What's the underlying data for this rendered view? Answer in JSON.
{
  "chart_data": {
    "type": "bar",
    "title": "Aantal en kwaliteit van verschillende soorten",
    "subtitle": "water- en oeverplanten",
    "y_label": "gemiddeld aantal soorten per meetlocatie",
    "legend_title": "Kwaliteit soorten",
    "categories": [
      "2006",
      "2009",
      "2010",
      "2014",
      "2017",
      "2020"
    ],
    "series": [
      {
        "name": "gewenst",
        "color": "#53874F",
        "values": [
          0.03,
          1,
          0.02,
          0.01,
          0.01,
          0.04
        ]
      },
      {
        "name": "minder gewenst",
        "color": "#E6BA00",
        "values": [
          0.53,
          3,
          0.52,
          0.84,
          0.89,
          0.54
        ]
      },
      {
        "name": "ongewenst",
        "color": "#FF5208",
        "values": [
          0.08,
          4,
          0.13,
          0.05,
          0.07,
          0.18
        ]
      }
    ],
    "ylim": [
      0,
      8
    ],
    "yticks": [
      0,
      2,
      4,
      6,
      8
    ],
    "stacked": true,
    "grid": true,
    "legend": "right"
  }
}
--
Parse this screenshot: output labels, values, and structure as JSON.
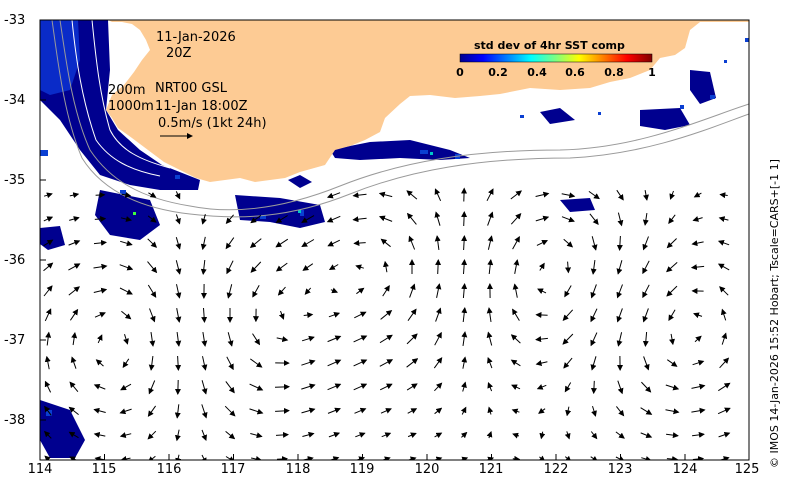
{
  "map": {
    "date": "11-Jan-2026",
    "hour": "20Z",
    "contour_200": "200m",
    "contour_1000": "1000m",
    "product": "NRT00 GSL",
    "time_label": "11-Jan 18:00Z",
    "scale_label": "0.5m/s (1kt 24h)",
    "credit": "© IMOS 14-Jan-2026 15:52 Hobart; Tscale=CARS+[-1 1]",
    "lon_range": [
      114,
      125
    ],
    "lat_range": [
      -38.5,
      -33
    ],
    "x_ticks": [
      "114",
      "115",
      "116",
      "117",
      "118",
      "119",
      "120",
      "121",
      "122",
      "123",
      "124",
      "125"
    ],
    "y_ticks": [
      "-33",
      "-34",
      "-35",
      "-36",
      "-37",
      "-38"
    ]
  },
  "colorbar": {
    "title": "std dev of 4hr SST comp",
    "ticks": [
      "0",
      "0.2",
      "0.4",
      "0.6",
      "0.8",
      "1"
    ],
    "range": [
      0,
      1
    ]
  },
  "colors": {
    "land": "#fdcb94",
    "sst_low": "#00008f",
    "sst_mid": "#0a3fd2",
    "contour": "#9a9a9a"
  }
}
---
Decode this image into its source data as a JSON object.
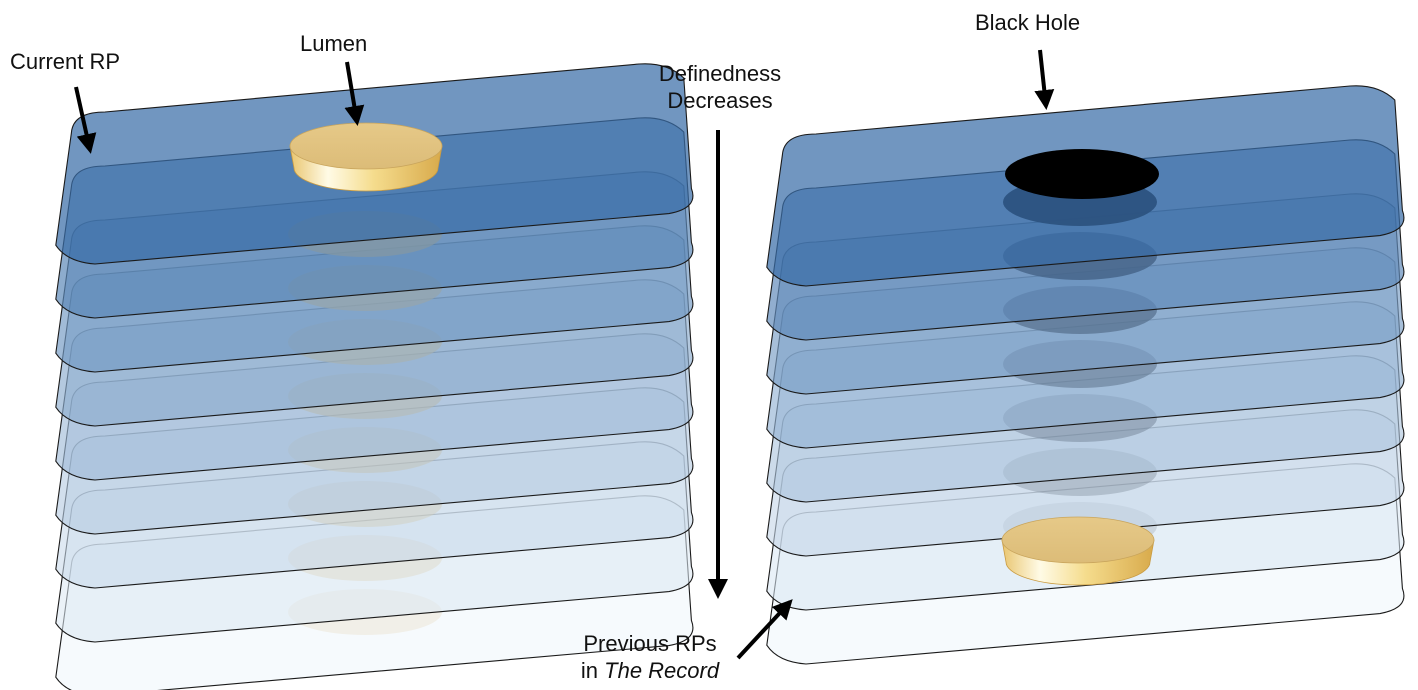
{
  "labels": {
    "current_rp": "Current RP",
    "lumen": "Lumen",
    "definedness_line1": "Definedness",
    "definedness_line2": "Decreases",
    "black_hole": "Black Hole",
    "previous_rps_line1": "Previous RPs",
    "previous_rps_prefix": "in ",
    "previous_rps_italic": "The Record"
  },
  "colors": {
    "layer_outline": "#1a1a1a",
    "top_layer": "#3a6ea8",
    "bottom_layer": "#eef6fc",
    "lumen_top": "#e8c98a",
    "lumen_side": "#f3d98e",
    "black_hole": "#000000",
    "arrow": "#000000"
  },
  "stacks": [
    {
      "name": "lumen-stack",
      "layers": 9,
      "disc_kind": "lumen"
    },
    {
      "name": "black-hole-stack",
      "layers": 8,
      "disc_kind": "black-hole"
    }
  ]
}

** The exercise **
Report all lines of the material that contain the word "JSON".

** Completed task **
What's the underlying data for this rendered view? Answer in JSON.
Parse this screenshot: output labels, values, and structure as JSON.
Decode this image into its source data as a JSON object.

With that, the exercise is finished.